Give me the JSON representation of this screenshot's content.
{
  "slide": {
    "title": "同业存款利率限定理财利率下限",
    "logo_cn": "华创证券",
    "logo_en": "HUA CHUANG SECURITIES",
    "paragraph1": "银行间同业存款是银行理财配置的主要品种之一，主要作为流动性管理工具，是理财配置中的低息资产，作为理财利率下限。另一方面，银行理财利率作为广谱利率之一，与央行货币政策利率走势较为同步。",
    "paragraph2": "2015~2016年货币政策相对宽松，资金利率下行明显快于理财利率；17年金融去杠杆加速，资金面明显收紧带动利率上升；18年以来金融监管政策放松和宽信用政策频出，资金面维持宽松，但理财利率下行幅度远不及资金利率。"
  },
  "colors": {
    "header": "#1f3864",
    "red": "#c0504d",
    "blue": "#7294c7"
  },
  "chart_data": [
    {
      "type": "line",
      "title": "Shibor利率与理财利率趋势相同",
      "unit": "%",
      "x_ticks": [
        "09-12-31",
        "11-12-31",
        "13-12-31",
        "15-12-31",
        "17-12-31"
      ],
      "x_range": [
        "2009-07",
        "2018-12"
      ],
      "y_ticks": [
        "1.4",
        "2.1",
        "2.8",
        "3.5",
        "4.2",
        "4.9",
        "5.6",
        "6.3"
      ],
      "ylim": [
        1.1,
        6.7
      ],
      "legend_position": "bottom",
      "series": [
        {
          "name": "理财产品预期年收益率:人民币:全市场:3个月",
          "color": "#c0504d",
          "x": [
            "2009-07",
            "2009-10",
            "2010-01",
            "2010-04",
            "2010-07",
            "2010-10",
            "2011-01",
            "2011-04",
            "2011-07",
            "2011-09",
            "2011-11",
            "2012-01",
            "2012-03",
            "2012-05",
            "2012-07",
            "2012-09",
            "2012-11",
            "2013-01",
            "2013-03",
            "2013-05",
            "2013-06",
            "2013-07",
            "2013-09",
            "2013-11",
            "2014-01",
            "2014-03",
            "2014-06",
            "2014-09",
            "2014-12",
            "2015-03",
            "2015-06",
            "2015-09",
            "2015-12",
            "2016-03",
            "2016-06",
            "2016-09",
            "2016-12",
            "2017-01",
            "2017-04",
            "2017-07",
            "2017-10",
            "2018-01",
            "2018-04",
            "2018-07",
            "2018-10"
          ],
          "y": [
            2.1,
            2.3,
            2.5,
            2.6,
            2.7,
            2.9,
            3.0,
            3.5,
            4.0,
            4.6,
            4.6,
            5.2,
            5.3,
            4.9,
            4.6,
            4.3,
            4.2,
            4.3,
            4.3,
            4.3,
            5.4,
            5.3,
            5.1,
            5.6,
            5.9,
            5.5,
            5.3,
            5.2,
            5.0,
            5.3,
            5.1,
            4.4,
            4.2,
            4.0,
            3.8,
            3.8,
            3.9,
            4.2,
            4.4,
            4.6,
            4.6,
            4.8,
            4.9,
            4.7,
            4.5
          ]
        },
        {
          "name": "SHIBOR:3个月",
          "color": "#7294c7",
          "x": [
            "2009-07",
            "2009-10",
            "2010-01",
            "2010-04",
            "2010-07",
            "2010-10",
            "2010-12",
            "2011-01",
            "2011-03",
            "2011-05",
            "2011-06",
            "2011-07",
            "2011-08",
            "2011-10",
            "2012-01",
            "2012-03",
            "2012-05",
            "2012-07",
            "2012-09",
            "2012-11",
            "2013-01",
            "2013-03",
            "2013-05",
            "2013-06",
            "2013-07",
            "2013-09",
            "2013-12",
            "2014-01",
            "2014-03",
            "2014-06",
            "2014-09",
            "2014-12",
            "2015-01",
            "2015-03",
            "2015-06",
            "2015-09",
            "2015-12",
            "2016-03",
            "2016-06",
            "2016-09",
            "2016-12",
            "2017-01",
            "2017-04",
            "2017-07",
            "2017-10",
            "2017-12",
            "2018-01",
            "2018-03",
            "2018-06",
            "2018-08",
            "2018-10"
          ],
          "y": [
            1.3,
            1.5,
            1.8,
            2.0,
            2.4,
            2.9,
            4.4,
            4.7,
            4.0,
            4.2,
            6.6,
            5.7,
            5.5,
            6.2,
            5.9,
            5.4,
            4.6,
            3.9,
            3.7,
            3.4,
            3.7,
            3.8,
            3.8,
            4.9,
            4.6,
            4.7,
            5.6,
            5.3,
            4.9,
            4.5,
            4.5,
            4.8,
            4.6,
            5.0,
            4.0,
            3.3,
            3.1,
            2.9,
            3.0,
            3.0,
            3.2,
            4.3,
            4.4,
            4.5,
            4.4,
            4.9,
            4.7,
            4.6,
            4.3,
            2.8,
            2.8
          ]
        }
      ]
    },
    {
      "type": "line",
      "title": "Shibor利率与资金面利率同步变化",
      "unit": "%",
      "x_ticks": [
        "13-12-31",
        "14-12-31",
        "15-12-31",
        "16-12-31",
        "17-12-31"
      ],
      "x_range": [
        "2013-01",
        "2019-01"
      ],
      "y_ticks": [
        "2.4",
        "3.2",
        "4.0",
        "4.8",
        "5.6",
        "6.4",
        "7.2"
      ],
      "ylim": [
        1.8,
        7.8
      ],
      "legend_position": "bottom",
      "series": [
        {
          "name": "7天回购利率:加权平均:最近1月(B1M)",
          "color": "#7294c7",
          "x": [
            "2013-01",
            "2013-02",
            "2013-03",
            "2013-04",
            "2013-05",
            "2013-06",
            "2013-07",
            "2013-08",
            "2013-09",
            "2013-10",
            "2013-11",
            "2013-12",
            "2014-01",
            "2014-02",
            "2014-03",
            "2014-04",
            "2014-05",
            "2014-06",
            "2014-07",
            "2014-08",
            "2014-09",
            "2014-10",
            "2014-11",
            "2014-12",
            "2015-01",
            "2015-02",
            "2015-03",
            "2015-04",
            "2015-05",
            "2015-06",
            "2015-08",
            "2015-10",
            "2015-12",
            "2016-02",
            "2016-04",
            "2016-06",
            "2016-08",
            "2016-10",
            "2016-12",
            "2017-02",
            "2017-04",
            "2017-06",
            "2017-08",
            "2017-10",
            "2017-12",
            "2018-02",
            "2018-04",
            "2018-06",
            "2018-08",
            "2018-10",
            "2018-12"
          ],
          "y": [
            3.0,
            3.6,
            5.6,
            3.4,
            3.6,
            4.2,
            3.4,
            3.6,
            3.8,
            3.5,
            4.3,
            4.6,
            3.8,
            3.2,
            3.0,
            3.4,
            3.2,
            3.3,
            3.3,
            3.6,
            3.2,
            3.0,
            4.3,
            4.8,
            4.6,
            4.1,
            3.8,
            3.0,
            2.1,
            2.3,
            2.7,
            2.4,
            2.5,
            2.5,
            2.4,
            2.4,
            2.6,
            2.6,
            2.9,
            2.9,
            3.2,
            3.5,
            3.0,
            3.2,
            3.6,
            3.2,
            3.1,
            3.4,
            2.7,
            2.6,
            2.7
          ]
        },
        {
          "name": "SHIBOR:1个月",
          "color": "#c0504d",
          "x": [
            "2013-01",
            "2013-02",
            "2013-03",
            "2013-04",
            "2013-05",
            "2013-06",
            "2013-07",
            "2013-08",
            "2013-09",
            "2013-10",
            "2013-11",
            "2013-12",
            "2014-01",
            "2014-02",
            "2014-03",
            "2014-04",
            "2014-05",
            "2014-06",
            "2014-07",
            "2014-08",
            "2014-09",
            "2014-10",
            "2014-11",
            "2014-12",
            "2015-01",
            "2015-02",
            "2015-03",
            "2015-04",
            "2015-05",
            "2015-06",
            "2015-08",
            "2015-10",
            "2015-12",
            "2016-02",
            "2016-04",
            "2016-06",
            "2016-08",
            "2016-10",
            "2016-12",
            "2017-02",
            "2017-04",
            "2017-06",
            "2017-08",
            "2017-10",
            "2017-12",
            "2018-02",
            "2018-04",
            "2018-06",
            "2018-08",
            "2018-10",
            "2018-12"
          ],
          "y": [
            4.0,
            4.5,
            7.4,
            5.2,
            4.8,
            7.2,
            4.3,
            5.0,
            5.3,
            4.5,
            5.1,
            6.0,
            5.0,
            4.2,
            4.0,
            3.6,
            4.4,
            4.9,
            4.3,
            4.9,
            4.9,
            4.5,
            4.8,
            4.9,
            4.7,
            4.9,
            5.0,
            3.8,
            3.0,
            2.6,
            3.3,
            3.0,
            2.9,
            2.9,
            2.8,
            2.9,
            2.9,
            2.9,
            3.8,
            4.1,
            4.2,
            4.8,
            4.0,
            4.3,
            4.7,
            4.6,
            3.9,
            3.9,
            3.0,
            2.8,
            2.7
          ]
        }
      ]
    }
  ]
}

┄┄┄┄┄┄┄┄┄┄

_What you will do_
Find each line with the string "title" and copy it out.

_Correct answer_
    "title": "同业存款利率限定理财利率下限",
      "title": "Shibor利率与理财利率趋势相同",
      "title": "Shibor利率与资金面利率同步变化",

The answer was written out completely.